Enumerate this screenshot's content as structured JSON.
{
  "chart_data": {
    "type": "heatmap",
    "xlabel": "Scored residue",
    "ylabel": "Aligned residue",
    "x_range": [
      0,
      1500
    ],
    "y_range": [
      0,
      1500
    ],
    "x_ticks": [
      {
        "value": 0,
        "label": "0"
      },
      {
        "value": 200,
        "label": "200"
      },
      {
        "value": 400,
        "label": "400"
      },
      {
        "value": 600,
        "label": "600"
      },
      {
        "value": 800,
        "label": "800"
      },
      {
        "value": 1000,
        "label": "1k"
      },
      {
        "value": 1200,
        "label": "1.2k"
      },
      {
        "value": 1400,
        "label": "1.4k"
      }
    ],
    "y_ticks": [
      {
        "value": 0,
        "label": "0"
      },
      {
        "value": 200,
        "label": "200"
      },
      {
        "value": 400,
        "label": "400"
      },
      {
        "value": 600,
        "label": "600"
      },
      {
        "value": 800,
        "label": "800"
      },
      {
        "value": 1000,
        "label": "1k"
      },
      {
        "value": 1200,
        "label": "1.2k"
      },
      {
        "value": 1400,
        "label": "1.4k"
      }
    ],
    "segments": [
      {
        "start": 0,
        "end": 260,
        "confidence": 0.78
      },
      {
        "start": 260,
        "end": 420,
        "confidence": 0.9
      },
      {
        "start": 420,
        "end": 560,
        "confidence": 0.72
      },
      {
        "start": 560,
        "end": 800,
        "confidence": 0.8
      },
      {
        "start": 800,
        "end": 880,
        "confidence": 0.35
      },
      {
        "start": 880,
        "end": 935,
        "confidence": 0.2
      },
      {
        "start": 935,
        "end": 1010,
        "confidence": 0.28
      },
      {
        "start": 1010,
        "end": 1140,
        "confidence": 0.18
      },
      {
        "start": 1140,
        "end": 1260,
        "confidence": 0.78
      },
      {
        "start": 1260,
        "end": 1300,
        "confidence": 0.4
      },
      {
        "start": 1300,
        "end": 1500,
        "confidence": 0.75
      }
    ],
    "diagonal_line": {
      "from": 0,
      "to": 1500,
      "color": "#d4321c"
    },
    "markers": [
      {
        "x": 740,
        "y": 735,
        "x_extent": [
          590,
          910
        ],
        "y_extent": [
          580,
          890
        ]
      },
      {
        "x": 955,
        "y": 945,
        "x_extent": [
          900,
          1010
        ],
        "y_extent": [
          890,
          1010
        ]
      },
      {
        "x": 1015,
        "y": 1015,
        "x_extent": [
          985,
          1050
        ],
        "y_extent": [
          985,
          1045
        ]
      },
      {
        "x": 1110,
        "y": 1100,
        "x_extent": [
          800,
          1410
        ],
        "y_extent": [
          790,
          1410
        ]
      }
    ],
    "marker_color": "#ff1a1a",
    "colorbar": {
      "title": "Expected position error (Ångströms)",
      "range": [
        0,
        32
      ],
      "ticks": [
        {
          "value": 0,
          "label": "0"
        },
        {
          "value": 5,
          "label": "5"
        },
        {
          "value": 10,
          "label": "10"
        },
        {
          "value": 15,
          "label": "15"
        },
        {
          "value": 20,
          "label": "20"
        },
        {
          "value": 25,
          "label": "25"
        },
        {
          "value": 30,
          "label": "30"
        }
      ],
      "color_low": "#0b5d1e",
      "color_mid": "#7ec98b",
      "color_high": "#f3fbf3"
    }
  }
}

▶ What you need to do
In the material above, find each line that contains the word "start", and select it.

▶ Finished exercise
        "start": 0,
        "start": 260,
        "start": 420,
        "start": 560,
        "start": 800,
        "start": 880,
        "start": 935,
        "start": 1010,
        "start": 1140,
        "start": 1260,
        "start": 1300,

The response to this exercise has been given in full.